What is asked> Reproduce word for word the part of the essay on Michael Longley's "Angel Hill" that opens with the words containing "Angel Hill by" and closes with "and in poetry.".

Reading text>
“A Kiss Across the Stage”: Michael Longley’s “Angel Hill” and the Legacy of Seamus Heaney

By Isaac NowellNovember 10, 2017

“A Kiss Across the Stage”: Michael Longley’s “Angel Hill” and the Legacy of Seamus Heaney

Angel Hill by Michael Longley

BECAUSE OF CIRCUMSTANTIAL, perhaps superficial similarities, and because of their personal intimacy, Michael Longley’s name is often found following Seamus Heaney’s, indeed sometimes only understood in the context of Heaney’s, particularly in the United States: both Northern Irish poets whose poems have sought to confront, or comprehend, in their way, the euphemistically named Troubles of the 1970s; both born in 1939, as the world was on the brink of World War II; both members of a constellation of young poets in Belfast in the early 1960s, which Philip Hobsbaum retrospectively mythologized as “The Group,” but of course Heaney was the one to become Oxford Professor of Poetry and Nobel laureate — the sweetheart of Irish poetry and heir to Yeats’s techne. Nor does Longley shy away from comparison, or juxtaposition, in conversation and in poetry.

Data shown>
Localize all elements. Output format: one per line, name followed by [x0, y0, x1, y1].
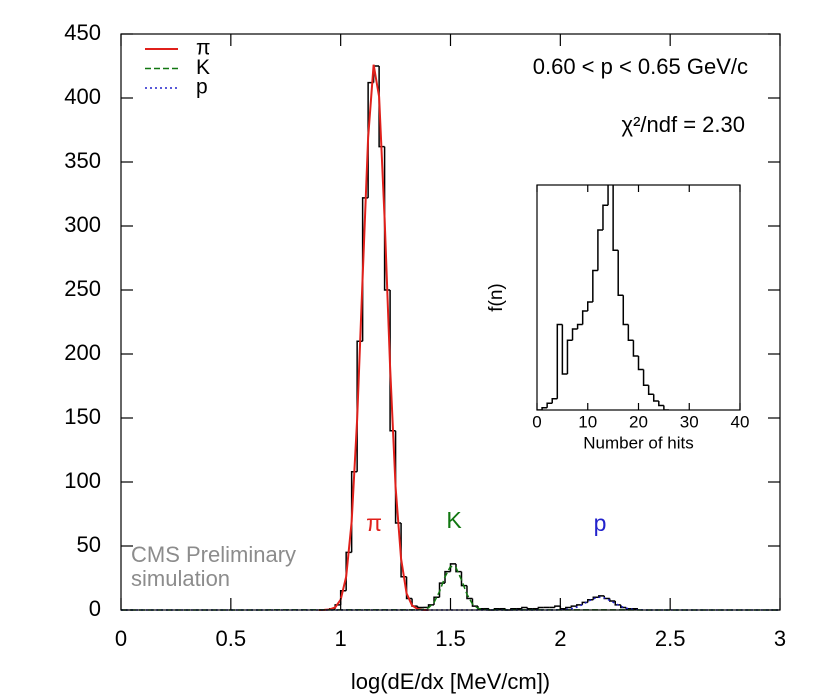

Response>
Angel Hill by Michael Longley

BECAUSE OF CIRCUMSTANTIAL, perhaps superficial similarities, and because of their personal intimacy, Michael Longley’s name is often found following Seamus Heaney’s, indeed sometimes only understood in the context of Heaney’s, particularly in the United States: both Northern Irish poets whose poems have sought to confront, or comprehend, in their way, the euphemistically named Troubles of the 1970s; both born in 1939, as the world was on the brink of World War II; both members of a constellation of young poets in Belfast in the early 1960s, which Philip Hobsbaum retrospectively mythologized as “The Group,” but of course Heaney was the one to become Oxford Professor of Poetry and Nobel laureate — the sweetheart of Irish poetry and heir to Yeats’s techne. Nor does Longley shy away from comparison, or juxtaposition, in conversation and in poetry.